[Start The records]

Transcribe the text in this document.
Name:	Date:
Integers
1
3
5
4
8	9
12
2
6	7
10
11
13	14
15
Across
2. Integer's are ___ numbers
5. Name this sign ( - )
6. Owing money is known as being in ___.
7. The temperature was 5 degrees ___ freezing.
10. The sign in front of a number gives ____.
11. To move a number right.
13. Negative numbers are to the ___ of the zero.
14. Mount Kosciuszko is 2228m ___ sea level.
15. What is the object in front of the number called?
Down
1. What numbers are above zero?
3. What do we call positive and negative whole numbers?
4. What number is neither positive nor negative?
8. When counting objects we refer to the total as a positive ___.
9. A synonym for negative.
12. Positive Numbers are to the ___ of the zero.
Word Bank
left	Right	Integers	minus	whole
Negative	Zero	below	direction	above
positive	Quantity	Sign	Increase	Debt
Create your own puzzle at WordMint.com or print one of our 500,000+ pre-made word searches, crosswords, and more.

[End The records]

● **Goal of the exercise**
Copy each entry exactly, with nothing added or dropped.

● **Result**
Transcribe the text in this document.
Name:	Date:
Integers
1
3
5
4
8	9
12
2
6	7
10
11
13	14
15
Across
2. Integer's are ___ numbers
5. Name this sign ( - )
6. Owing money is known as being in ___.
7. The temperature was 5 degrees ___ freezing.
10. The sign in front of a number gives ____.
11. To move a number right.
13. Negative numbers are to the ___ of the zero.
14. Mount Kosciuszko is 2228m ___ sea level.
15. What is the object in front of the number called?
Down
1. What numbers are above zero?
3. What do we call positive and negative whole numbers?
4. What number is neither positive nor negative?
8. When counting objects we refer to the total as a positive ___.
9. A synonym for negative.
12. Positive Numbers are to the ___ of the zero.
Word Bank
left	Right	Integers	minus	whole
Negative	Zero	below	direction	above
positive	Quantity	Sign	Increase	Debt
Create your own puzzle at WordMint.com or print one of our 500,000+ pre-made word searches, crosswords, and more.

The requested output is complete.